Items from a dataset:
— BEGIN —

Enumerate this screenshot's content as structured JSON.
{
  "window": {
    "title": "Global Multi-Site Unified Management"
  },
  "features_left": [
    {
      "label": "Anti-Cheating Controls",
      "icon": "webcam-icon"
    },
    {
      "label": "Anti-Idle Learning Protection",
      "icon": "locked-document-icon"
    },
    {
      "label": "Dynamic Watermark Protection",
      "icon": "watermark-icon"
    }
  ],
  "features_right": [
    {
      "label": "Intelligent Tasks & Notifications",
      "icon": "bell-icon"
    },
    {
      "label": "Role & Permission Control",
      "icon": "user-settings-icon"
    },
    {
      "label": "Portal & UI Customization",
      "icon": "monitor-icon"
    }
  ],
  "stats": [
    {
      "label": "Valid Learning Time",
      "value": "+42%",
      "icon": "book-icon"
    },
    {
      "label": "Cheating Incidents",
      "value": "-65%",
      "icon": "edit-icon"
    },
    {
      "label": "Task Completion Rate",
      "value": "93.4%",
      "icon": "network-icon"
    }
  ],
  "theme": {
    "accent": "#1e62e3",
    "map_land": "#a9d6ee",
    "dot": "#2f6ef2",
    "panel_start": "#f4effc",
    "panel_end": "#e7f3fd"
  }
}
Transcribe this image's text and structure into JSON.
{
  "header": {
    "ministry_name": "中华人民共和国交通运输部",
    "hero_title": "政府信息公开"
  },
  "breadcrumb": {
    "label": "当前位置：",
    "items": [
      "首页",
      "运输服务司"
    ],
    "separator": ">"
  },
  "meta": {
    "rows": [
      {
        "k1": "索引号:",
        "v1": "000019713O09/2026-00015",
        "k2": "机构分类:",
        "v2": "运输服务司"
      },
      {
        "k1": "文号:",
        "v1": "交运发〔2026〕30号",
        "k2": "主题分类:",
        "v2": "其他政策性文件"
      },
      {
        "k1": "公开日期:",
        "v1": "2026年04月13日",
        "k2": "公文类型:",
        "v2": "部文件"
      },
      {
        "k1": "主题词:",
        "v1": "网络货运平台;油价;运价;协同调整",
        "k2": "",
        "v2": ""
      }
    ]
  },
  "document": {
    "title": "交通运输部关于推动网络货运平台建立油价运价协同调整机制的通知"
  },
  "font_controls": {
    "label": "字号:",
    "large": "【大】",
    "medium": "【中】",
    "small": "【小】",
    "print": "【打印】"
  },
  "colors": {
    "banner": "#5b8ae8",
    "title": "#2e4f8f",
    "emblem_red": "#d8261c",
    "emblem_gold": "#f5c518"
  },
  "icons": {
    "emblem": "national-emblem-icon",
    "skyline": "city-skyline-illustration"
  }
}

— END —

Everything from the line containing "Transcribe this image's" through the last line of the records must be given again exactly; leave out all other lines.

Transcribe this image's text and structure into JSON.
{
  "header": {
    "ministry_name": "中华人民共和国交通运输部",
    "hero_title": "政府信息公开"
  },
  "breadcrumb": {
    "label": "当前位置：",
    "items": [
      "首页",
      "运输服务司"
    ],
    "separator": ">"
  },
  "meta": {
    "rows": [
      {
        "k1": "索引号:",
        "v1": "000019713O09/2026-00015",
        "k2": "机构分类:",
        "v2": "运输服务司"
      },
      {
        "k1": "文号:",
        "v1": "交运发〔2026〕30号",
        "k2": "主题分类:",
        "v2": "其他政策性文件"
      },
      {
        "k1": "公开日期:",
        "v1": "2026年04月13日",
        "k2": "公文类型:",
        "v2": "部文件"
      },
      {
        "k1": "主题词:",
        "v1": "网络货运平台;油价;运价;协同调整",
        "k2": "",
        "v2": ""
      }
    ]
  },
  "document": {
    "title": "交通运输部关于推动网络货运平台建立油价运价协同调整机制的通知"
  },
  "font_controls": {
    "label": "字号:",
    "large": "【大】",
    "medium": "【中】",
    "small": "【小】",
    "print": "【打印】"
  },
  "colors": {
    "banner": "#5b8ae8",
    "title": "#2e4f8f",
    "emblem_red": "#d8261c",
    "emblem_gold": "#f5c518"
  },
  "icons": {
    "emblem": "national-emblem-icon",
    "skyline": "city-skyline-illustration"
  }
}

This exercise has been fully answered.